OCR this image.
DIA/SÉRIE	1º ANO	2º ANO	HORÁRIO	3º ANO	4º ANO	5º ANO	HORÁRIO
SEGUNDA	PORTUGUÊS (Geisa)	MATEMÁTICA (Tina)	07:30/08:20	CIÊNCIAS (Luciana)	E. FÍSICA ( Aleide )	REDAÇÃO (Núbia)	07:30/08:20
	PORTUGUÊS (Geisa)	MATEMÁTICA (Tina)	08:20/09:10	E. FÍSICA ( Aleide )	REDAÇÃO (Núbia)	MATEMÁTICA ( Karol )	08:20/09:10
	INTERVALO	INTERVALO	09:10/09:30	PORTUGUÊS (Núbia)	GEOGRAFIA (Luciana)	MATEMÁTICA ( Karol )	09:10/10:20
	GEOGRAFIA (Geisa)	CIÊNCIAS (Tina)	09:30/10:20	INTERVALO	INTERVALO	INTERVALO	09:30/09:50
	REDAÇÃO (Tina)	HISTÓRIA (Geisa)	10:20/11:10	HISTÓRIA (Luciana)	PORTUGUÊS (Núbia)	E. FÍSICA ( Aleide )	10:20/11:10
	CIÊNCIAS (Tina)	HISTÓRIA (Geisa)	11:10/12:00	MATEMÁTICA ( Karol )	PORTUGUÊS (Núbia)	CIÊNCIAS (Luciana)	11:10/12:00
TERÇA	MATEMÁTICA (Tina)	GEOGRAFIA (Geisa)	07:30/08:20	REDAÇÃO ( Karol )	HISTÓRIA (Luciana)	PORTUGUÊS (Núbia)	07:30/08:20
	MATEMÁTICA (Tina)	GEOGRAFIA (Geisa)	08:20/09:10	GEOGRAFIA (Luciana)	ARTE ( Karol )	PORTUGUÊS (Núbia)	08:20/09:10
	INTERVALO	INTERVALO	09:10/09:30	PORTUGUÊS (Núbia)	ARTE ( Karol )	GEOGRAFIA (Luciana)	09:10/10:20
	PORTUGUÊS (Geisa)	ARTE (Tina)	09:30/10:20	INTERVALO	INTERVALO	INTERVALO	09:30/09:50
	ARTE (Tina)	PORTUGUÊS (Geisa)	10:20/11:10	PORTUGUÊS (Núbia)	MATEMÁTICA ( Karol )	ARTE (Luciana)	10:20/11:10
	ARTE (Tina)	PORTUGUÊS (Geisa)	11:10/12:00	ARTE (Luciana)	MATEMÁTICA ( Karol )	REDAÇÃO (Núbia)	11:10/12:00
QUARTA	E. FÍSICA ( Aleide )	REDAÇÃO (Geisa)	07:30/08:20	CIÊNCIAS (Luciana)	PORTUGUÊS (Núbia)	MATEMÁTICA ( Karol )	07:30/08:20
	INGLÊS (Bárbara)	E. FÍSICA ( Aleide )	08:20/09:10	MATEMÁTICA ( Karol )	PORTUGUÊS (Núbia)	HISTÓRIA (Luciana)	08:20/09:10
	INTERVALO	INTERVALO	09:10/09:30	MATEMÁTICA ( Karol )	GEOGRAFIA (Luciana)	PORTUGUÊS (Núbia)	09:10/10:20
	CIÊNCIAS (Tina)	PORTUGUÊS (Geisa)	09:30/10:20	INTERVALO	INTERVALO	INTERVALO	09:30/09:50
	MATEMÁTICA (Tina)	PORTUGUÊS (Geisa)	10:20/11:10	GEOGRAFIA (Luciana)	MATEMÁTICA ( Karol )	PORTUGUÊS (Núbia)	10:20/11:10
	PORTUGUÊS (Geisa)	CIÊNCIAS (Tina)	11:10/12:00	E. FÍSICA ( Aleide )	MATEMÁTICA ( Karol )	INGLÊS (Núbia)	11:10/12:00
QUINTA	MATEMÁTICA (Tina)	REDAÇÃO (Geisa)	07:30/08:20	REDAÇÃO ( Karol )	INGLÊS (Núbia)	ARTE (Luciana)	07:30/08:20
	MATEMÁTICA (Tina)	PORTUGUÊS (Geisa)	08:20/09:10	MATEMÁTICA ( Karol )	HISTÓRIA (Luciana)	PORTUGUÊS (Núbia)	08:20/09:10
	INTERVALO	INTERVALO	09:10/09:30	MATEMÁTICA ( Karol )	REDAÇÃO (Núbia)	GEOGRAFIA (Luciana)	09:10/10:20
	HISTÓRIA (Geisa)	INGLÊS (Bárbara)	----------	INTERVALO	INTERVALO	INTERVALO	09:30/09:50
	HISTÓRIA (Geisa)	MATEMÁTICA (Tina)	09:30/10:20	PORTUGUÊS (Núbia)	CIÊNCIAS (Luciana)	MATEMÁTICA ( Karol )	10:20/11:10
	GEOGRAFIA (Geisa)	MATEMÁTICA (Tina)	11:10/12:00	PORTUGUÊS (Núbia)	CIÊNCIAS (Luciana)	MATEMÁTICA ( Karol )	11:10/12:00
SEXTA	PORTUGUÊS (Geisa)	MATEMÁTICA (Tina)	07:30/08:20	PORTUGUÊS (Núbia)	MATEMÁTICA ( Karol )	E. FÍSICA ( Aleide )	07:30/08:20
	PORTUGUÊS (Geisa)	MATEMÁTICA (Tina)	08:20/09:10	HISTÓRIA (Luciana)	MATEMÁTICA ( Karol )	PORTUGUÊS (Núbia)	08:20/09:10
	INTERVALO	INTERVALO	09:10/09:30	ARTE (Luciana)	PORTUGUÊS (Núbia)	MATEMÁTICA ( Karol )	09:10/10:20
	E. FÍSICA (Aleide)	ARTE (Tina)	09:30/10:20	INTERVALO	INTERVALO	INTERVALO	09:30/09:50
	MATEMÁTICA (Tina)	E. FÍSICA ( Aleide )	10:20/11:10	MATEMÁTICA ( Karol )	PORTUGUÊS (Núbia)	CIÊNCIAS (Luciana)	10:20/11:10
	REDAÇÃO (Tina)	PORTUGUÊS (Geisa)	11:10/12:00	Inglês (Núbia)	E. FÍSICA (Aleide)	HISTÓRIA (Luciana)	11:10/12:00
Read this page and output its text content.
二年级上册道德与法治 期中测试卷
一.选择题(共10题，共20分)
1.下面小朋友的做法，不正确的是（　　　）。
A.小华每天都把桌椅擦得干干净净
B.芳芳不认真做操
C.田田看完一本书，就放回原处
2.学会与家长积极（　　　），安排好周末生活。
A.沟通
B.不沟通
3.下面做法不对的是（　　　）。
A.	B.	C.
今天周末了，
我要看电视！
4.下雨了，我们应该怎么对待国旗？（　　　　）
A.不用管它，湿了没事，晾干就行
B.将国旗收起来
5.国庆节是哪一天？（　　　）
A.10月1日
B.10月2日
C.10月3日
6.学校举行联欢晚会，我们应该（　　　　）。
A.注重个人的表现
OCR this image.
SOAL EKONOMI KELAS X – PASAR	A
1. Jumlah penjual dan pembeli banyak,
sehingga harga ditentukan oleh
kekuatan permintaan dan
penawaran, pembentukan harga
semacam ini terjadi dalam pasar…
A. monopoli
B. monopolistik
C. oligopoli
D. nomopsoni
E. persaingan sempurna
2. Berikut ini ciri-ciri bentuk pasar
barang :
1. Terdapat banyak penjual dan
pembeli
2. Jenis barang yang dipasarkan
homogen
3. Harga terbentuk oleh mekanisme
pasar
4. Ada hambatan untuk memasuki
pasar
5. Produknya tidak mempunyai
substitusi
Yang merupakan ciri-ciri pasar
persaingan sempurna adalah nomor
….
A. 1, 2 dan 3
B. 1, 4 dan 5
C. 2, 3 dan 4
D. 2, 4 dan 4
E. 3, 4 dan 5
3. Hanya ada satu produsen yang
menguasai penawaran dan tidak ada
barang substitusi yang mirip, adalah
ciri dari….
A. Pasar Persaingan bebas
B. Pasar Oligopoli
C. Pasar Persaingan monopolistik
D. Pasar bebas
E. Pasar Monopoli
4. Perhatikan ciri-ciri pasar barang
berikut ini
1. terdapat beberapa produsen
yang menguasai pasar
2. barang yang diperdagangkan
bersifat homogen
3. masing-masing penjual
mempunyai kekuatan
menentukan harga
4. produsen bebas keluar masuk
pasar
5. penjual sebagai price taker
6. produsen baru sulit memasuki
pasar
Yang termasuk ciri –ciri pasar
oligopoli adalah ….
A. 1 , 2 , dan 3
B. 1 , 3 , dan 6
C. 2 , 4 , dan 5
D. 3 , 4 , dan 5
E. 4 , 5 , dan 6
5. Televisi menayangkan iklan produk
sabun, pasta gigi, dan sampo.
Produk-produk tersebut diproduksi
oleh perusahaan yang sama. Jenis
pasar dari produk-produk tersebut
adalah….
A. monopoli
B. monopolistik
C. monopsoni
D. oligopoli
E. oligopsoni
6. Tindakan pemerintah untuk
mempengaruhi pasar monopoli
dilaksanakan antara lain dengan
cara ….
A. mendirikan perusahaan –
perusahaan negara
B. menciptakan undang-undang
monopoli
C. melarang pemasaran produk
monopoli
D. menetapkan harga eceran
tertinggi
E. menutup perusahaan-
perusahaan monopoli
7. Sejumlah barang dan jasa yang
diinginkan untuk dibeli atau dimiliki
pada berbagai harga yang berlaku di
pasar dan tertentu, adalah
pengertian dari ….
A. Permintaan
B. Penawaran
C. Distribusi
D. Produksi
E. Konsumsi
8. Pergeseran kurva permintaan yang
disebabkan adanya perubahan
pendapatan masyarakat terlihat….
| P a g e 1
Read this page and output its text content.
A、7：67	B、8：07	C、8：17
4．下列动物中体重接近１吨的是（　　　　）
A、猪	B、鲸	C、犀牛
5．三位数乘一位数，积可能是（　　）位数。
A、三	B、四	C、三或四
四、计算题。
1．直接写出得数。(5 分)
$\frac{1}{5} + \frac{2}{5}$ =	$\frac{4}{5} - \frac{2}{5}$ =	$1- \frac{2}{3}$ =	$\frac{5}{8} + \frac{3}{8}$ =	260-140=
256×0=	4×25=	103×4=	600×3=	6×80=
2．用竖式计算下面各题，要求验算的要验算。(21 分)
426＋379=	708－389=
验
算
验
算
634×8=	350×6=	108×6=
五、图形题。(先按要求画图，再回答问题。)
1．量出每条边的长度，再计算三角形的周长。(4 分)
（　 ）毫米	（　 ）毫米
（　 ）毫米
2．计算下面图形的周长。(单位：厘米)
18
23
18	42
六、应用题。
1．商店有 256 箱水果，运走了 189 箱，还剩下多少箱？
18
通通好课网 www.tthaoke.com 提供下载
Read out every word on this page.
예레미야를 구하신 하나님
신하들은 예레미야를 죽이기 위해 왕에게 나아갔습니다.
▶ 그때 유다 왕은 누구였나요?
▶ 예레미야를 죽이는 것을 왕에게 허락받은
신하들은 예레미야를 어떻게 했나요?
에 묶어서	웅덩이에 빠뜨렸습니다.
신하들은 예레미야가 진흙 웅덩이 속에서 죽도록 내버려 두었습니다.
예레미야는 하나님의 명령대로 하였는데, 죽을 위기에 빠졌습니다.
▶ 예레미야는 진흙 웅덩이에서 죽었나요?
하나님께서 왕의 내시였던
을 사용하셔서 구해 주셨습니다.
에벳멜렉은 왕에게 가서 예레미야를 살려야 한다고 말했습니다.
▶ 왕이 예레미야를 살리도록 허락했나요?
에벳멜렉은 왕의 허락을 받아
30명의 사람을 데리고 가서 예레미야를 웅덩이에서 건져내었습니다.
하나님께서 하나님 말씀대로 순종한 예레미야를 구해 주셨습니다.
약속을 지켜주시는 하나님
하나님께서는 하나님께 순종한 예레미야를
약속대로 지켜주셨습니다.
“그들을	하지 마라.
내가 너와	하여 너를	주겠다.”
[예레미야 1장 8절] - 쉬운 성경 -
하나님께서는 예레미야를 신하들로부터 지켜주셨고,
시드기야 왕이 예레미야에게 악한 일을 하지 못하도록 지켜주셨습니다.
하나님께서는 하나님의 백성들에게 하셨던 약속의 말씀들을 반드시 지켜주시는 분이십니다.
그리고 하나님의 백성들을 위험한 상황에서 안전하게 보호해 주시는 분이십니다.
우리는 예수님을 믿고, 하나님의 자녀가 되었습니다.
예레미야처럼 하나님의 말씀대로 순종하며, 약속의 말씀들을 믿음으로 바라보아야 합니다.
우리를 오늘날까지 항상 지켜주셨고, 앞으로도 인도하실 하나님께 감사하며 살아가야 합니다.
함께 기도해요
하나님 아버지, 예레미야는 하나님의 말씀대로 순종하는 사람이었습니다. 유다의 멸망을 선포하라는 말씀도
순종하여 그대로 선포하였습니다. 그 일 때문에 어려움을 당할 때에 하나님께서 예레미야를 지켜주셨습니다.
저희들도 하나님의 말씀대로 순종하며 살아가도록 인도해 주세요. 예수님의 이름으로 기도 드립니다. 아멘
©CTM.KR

### Task directions
Check each line above for the string "pembeli" and report how many lines have it, giving only the number.

### Complete answer
2